-- START OF DATASET EXTRACT --
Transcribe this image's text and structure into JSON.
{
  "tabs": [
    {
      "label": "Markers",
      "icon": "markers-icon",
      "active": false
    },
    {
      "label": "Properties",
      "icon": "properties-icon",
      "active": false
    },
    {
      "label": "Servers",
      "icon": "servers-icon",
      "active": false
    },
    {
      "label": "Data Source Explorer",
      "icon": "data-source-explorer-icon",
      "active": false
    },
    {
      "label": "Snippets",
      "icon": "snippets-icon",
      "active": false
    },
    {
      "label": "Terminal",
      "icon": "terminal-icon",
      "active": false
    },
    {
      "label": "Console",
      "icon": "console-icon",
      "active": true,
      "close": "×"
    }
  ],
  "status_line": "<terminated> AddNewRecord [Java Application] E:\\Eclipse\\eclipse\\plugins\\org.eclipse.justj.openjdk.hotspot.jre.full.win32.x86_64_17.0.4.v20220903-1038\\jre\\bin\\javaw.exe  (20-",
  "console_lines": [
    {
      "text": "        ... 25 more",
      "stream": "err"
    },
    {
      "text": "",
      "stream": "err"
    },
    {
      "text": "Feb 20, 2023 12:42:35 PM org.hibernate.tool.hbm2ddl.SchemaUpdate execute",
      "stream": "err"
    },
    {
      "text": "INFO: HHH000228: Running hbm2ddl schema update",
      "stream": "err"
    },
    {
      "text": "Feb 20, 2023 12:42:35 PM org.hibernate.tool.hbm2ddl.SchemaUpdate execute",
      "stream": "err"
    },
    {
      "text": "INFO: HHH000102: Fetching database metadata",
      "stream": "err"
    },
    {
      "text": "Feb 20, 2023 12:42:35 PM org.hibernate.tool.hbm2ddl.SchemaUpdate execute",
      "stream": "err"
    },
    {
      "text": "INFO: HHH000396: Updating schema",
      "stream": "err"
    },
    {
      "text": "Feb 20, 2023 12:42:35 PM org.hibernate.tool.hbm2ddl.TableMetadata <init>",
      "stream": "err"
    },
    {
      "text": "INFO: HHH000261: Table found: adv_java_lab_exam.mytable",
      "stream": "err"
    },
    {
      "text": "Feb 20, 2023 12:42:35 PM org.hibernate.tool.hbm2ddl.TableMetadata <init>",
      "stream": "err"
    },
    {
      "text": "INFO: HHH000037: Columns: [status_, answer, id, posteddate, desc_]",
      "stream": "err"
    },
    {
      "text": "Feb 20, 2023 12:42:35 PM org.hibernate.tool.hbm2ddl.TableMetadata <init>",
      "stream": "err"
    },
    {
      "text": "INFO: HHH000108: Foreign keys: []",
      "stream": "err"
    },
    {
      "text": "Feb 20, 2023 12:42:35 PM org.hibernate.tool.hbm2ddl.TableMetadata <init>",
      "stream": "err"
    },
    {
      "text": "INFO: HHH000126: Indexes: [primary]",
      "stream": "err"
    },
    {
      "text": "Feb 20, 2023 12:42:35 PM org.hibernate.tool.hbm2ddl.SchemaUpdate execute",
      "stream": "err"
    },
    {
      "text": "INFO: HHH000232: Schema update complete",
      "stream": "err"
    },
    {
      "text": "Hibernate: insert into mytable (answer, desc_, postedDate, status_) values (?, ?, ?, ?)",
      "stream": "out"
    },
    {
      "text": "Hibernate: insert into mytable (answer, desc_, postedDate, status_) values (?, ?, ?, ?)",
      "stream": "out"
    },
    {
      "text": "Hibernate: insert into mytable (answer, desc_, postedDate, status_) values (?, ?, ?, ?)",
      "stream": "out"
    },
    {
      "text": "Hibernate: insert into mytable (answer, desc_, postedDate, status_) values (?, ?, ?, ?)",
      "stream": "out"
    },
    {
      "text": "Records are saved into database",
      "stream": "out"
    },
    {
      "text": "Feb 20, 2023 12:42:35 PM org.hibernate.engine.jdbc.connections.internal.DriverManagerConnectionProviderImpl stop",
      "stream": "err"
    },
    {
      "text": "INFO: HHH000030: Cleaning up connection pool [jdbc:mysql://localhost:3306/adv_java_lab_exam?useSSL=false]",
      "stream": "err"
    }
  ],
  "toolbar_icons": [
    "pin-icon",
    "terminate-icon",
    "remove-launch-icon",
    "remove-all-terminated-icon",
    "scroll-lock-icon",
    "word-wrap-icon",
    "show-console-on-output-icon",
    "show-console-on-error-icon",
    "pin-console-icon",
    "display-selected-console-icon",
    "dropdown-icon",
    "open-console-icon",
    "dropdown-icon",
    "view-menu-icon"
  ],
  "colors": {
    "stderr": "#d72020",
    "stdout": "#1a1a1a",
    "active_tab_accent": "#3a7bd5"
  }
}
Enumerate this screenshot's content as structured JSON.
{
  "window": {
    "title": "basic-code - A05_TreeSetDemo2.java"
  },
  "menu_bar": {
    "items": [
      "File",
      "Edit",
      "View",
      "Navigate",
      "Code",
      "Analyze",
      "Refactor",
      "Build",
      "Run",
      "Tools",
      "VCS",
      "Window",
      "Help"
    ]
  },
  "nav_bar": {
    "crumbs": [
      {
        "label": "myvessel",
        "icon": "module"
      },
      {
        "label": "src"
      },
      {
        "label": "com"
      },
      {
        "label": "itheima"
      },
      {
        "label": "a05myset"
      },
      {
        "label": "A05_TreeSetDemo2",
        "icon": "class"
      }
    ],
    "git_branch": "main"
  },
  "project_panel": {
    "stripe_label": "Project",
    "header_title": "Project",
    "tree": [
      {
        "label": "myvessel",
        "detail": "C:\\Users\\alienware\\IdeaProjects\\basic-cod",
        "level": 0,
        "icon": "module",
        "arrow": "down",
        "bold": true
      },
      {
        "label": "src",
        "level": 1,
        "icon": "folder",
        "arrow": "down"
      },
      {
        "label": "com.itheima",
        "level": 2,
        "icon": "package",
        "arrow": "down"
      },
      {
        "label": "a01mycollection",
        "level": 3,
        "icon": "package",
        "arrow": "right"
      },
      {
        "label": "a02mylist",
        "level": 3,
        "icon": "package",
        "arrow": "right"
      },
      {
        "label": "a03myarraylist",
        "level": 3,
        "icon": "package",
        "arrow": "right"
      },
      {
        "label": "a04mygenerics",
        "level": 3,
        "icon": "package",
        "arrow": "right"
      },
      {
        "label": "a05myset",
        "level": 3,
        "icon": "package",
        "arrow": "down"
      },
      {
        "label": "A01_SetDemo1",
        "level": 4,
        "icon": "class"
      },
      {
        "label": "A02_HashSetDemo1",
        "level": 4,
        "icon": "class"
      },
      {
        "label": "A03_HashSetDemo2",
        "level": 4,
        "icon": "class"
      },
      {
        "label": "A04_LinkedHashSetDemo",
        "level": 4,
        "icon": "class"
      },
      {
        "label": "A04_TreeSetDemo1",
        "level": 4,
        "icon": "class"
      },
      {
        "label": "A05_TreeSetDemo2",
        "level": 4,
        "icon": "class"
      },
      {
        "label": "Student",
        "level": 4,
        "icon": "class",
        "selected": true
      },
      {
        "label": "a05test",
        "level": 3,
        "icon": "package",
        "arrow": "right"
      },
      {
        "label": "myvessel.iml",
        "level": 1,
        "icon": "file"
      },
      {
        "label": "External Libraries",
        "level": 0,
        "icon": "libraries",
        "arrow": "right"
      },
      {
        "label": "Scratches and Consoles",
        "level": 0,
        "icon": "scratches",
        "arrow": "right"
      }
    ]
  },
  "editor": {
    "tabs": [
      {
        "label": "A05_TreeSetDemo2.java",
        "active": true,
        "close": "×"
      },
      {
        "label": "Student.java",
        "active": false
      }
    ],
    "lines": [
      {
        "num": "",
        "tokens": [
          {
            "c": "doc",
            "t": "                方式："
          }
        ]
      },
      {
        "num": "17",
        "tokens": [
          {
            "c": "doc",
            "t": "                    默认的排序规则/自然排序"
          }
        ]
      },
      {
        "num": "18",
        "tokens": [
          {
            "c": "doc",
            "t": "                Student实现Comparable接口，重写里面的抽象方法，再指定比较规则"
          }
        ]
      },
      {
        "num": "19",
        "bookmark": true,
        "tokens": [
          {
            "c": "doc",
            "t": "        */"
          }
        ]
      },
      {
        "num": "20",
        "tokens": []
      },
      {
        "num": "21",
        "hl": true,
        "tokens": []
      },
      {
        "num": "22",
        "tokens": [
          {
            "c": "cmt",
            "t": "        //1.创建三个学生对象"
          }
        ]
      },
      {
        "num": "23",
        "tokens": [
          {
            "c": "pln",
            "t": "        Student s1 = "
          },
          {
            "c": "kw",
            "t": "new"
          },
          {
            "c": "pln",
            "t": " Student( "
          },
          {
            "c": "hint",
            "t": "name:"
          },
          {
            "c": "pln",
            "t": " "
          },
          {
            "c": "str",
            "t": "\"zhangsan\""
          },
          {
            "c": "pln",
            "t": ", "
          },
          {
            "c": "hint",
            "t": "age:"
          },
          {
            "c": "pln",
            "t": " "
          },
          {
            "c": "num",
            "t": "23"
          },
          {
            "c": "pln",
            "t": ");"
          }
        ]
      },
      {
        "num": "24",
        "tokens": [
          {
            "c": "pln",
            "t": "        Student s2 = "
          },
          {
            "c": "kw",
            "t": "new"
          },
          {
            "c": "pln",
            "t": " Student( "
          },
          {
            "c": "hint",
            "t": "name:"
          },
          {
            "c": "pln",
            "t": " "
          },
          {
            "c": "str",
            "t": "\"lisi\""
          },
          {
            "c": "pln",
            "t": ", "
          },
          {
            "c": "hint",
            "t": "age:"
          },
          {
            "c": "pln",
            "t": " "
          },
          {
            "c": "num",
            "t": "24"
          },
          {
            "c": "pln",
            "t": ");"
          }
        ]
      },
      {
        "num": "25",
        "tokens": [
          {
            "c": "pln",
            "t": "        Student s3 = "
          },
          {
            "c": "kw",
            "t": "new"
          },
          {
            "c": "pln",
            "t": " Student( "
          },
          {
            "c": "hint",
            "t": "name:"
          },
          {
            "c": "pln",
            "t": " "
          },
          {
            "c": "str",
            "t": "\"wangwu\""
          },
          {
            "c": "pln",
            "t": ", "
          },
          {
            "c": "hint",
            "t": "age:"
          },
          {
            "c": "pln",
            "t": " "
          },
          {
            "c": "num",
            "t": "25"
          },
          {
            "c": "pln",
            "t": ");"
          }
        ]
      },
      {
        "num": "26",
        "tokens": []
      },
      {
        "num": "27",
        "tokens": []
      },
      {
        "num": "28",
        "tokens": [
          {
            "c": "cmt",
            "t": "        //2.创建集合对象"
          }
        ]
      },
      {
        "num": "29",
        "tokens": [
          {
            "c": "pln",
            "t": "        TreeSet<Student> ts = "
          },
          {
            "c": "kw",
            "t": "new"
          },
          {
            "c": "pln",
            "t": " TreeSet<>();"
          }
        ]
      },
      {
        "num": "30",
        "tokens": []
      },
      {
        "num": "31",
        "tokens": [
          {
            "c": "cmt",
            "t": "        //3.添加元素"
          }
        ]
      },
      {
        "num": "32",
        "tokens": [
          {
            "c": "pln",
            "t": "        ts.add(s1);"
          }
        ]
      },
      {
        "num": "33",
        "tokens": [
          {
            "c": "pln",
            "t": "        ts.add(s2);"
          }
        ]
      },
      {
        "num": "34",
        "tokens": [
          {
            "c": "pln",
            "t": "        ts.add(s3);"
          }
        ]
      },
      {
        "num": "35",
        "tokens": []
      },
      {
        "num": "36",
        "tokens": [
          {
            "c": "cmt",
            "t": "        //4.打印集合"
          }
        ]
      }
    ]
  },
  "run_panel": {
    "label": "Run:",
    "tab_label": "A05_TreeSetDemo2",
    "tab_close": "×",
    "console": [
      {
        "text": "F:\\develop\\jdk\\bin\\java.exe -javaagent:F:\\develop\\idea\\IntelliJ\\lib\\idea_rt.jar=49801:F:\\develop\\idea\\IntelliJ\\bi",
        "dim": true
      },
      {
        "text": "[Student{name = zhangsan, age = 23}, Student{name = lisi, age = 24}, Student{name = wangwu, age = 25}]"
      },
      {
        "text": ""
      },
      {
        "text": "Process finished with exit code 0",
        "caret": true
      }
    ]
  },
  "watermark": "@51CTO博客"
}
-- END OF DATASET EXTRACT --
Determine how many lines of the material include the string "remove". Output only that count.

2